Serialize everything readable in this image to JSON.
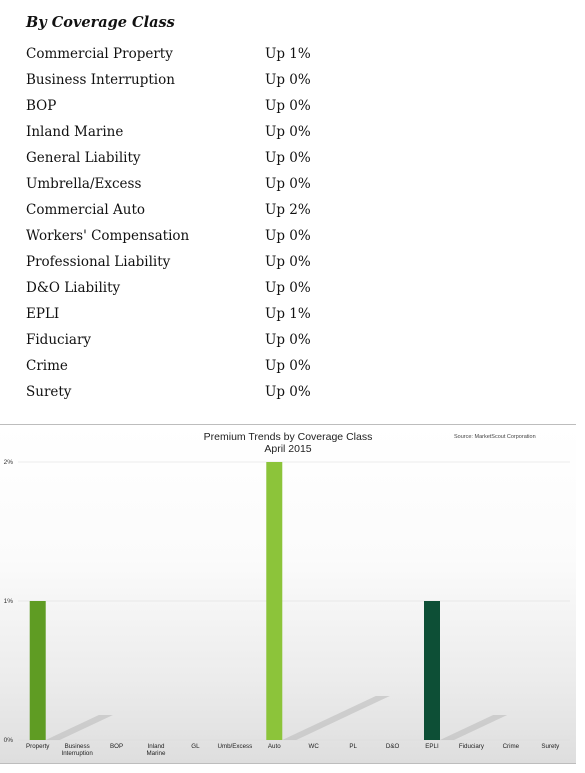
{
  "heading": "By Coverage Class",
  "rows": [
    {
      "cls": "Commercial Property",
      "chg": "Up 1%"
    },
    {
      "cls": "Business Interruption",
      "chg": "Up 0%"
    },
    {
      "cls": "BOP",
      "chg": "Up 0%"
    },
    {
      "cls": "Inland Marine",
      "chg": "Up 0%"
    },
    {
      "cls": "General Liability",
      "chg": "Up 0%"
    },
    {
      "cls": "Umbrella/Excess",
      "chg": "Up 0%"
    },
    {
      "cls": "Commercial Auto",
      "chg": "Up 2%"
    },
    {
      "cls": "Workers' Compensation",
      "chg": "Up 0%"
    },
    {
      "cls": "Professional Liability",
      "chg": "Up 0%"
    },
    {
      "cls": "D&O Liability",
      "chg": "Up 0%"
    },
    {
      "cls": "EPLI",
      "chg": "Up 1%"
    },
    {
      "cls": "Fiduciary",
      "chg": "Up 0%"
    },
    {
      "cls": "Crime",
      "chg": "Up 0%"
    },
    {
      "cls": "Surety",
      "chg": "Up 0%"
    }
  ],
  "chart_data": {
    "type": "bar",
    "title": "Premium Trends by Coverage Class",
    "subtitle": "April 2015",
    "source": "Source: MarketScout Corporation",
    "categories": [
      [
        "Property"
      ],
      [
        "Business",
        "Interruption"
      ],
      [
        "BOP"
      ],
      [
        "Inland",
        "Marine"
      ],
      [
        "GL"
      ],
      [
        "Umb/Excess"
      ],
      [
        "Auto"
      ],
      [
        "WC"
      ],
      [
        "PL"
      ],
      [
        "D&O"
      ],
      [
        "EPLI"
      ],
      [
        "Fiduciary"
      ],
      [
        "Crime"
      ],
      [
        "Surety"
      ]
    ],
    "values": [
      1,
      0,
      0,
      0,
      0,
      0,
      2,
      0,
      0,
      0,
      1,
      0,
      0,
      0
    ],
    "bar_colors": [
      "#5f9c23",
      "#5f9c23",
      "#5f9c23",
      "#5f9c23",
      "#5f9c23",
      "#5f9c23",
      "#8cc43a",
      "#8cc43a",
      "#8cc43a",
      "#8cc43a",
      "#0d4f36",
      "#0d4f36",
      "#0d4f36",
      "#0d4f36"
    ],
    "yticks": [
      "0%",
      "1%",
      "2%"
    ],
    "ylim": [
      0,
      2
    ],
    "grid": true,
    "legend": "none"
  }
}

####

Task goal: Leave out the pictures and print every line of the data exactly.

Result of the exercise:
Serialize everything readable in this image to JSON.
{
  "heading": "By Coverage Class",
  "rows": [
    {
      "cls": "Commercial Property",
      "chg": "Up 1%"
    },
    {
      "cls": "Business Interruption",
      "chg": "Up 0%"
    },
    {
      "cls": "BOP",
      "chg": "Up 0%"
    },
    {
      "cls": "Inland Marine",
      "chg": "Up 0%"
    },
    {
      "cls": "General Liability",
      "chg": "Up 0%"
    },
    {
      "cls": "Umbrella/Excess",
      "chg": "Up 0%"
    },
    {
      "cls": "Commercial Auto",
      "chg": "Up 2%"
    },
    {
      "cls": "Workers' Compensation",
      "chg": "Up 0%"
    },
    {
      "cls": "Professional Liability",
      "chg": "Up 0%"
    },
    {
      "cls": "D&O Liability",
      "chg": "Up 0%"
    },
    {
      "cls": "EPLI",
      "chg": "Up 1%"
    },
    {
      "cls": "Fiduciary",
      "chg": "Up 0%"
    },
    {
      "cls": "Crime",
      "chg": "Up 0%"
    },
    {
      "cls": "Surety",
      "chg": "Up 0%"
    }
  ],
  "chart_data": {
    "type": "bar",
    "title": "Premium Trends by Coverage Class",
    "subtitle": "April 2015",
    "source": "Source: MarketScout Corporation",
    "categories": [
      [
        "Property"
      ],
      [
        "Business",
        "Interruption"
      ],
      [
        "BOP"
      ],
      [
        "Inland",
        "Marine"
      ],
      [
        "GL"
      ],
      [
        "Umb/Excess"
      ],
      [
        "Auto"
      ],
      [
        "WC"
      ],
      [
        "PL"
      ],
      [
        "D&O"
      ],
      [
        "EPLI"
      ],
      [
        "Fiduciary"
      ],
      [
        "Crime"
      ],
      [
        "Surety"
      ]
    ],
    "values": [
      1,
      0,
      0,
      0,
      0,
      0,
      2,
      0,
      0,
      0,
      1,
      0,
      0,
      0
    ],
    "bar_colors": [
      "#5f9c23",
      "#5f9c23",
      "#5f9c23",
      "#5f9c23",
      "#5f9c23",
      "#5f9c23",
      "#8cc43a",
      "#8cc43a",
      "#8cc43a",
      "#8cc43a",
      "#0d4f36",
      "#0d4f36",
      "#0d4f36",
      "#0d4f36"
    ],
    "yticks": [
      "0%",
      "1%",
      "2%"
    ],
    "ylim": [
      0,
      2
    ],
    "grid": true,
    "legend": "none"
  }
}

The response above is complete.